→ **EXERCISE DATA**

%%

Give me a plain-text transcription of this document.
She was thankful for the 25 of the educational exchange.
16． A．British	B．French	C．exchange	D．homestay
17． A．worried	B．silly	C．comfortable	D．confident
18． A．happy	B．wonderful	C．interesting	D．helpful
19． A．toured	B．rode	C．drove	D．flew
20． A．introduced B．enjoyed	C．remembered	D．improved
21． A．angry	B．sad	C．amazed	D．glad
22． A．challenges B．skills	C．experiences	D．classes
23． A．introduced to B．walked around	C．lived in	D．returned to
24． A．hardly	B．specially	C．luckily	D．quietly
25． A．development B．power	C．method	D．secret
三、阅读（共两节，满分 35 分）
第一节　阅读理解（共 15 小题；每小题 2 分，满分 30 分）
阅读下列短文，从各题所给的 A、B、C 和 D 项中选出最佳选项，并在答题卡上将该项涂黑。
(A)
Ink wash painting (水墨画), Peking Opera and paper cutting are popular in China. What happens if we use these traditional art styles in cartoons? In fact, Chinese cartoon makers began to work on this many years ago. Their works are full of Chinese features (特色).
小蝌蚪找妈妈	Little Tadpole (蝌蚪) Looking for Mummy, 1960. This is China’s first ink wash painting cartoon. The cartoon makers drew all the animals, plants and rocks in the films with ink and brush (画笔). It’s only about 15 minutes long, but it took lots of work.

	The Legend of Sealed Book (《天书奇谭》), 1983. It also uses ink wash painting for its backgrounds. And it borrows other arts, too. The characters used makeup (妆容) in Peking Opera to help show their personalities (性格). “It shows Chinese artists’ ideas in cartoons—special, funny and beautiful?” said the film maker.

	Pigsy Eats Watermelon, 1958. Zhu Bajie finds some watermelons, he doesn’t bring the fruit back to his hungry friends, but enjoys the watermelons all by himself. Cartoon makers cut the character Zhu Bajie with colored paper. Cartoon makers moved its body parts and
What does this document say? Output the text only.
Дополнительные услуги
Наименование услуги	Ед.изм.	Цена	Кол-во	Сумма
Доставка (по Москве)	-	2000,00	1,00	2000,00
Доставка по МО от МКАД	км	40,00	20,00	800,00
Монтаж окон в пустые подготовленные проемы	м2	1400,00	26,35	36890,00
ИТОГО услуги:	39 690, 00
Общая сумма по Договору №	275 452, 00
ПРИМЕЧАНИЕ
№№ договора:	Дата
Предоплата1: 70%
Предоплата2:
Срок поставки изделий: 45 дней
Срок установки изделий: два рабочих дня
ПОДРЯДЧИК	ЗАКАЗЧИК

%%

Scan the listing above for the word "услуги" and copy every line that holds it.

Дополнительные услуги
Наименование услуги	Ед.изм.	Цена	Кол-во	Сумма
ИТОГО услуги:	39 690, 00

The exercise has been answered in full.